DIRECTION: Extract each line bearing the word "Händlernetzwerk".

RECORDS PROVIDED:
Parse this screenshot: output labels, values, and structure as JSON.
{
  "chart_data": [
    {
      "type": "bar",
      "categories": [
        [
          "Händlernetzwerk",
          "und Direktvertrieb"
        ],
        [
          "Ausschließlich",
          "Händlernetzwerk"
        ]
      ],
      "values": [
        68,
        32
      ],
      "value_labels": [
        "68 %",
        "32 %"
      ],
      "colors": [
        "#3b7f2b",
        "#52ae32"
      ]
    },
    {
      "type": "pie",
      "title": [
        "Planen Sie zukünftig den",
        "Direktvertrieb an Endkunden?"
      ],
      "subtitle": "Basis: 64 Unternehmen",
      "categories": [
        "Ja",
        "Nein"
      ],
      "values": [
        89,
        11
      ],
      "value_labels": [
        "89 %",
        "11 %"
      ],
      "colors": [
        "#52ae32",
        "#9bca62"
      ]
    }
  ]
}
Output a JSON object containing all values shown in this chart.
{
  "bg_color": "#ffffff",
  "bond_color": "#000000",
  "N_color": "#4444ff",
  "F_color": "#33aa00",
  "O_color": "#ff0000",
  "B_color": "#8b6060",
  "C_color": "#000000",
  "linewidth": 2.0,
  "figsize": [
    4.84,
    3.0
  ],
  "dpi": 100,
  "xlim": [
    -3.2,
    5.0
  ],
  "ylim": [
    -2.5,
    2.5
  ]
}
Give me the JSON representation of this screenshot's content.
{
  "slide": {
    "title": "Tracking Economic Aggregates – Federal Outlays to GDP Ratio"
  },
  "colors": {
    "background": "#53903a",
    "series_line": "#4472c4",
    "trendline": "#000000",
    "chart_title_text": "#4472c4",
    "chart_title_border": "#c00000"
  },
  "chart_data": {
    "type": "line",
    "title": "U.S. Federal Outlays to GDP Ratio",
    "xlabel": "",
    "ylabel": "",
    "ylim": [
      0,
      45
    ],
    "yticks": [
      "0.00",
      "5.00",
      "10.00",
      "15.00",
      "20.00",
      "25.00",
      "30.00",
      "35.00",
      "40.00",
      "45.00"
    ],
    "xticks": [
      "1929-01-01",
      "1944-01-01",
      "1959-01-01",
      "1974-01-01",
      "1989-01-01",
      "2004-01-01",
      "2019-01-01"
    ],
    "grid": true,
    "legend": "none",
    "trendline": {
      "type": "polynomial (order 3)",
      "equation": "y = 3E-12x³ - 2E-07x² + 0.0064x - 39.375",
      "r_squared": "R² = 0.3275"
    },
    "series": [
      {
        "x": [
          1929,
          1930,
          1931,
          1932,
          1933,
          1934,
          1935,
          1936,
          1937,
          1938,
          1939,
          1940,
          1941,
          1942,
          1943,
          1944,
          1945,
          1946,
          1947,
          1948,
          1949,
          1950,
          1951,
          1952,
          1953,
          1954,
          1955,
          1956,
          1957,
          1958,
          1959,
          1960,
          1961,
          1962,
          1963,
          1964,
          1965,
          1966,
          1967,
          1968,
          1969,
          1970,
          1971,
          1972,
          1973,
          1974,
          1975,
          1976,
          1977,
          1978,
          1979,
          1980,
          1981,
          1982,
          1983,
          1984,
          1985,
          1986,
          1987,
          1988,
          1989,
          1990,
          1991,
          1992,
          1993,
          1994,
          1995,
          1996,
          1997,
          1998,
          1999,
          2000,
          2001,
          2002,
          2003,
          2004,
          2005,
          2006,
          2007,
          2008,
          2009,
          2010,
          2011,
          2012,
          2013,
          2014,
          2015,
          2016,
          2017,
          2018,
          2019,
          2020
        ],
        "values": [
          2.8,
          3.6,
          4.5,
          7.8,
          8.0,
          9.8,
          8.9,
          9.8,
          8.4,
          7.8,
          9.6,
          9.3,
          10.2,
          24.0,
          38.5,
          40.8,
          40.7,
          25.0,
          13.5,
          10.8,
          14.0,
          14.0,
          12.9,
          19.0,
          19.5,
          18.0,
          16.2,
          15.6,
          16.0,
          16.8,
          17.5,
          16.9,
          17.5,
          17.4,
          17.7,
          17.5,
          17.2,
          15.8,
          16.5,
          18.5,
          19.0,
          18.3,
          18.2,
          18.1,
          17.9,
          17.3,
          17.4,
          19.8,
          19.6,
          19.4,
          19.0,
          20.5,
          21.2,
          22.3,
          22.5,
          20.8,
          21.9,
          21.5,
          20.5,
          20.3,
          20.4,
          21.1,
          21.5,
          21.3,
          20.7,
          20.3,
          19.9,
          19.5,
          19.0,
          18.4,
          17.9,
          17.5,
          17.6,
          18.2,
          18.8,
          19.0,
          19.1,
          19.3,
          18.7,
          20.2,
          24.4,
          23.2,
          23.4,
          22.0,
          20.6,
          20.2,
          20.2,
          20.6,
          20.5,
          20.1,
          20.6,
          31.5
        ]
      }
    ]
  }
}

SOLUTION TO THIS EXERCISE:
          "Händlernetzwerk",
          "Händlernetzwerk"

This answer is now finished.